問題 — 福岡県の飲酒運転撲滅条例についての文章は途中で終わっています。最後の文の後から続きを書いてください。

読む文章 —
全国初の罰則付き飲酒運転撲滅条例を制定

 福岡県における飲酒運転事故の発生件数は全国でも高い水準で推移しており、深刻な状況にあります。
 今年2月、県、市町村、関係機関及び団体が連携し、県民と一丸となって飲酒運転撲滅運動を推進するため必要な事項を定めた、全国初の罰則付き条例が議員提案により制定されました。

 条例では、県民の責務として、自ら飲酒運転の防止や、発見時には警察へ通報するよう努めることを定めたほか、飲酒運転違反者には、知事の指定医療機関でのアルコール依存症検査の受診を努力義務とし、再度違反した場合には受診が義務付けられます。さらに一定期間内に受診しない場合には罰則として50,000円以下の過料が定められています。
 また、事業者の責務として、通勤・通学中での飲酒運転違反は、県の公安委員会から勤務先・通学先に通知され、飲酒運転防止対策が義務付けられます。

 事業者のうち酒類を提供する飲食店や酒類販売業者は、飲酒運転撲滅に関するポスター等を掲示するほか、来店者の車両利用の有無を確認するよう努めることとしています。また、駐車場所有者は利用者の飲酒を確認したり、運転代行利用を勧めるなど、飲酒運転の防止に取り組むよう努めることとしています。

抜き出した資料 —

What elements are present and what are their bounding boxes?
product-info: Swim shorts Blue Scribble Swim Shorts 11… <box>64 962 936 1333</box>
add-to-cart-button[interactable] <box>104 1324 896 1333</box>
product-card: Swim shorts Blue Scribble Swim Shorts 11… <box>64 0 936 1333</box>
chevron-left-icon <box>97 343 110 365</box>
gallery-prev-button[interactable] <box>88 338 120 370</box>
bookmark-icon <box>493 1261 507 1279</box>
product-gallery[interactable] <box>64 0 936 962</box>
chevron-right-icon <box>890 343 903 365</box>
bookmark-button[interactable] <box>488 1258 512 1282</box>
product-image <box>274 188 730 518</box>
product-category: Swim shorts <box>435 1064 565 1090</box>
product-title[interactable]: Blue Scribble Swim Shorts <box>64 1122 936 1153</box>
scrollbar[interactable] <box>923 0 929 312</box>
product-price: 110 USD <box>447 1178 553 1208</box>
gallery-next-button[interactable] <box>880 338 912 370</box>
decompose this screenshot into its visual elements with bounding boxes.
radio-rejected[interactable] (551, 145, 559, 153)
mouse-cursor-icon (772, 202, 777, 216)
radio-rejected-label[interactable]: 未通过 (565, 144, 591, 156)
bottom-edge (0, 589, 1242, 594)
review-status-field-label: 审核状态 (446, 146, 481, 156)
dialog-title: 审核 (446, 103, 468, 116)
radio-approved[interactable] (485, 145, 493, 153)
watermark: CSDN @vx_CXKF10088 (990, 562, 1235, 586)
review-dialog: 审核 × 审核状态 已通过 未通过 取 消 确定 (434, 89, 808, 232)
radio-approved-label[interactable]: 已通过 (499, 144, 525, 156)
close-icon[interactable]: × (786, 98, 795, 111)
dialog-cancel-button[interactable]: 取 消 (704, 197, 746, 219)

回答 —
 なお、飲酒運転違反者が飲酒した店が判明したときは、公安委員会から飲酒運転を防止するための取組指示があり、これを怠った場合は店名を公表し、店内に指示書を掲示することが義務付けられます。さらに指示書掲示を行わない場合には罰則として50,000円以下の過料が定められています。

 このほか、県や市町村、飲食店の団体等で構成する飲酒運転撲滅連絡会議を設置し、飲酒運転撲滅推進総合計画を策定することや、事業者への飲酒運転撲滅活動アドバイザーの派遣、小・中・高・大学等における飲酒運転防止のための教育についても盛り込まれています。
 この条例は4月1日から一部施行されており、罰則規定や違反者の受診義務規定などは10月までの間に順次施行されます。

 県では、この条例をフルに活用し、「飲酒運転は絶対しない、させない、許さない」という決意の下、県民、事業所などとより一層力を合わせ、飲酒運転のない、安全で安心して暮らせる社会をつくります。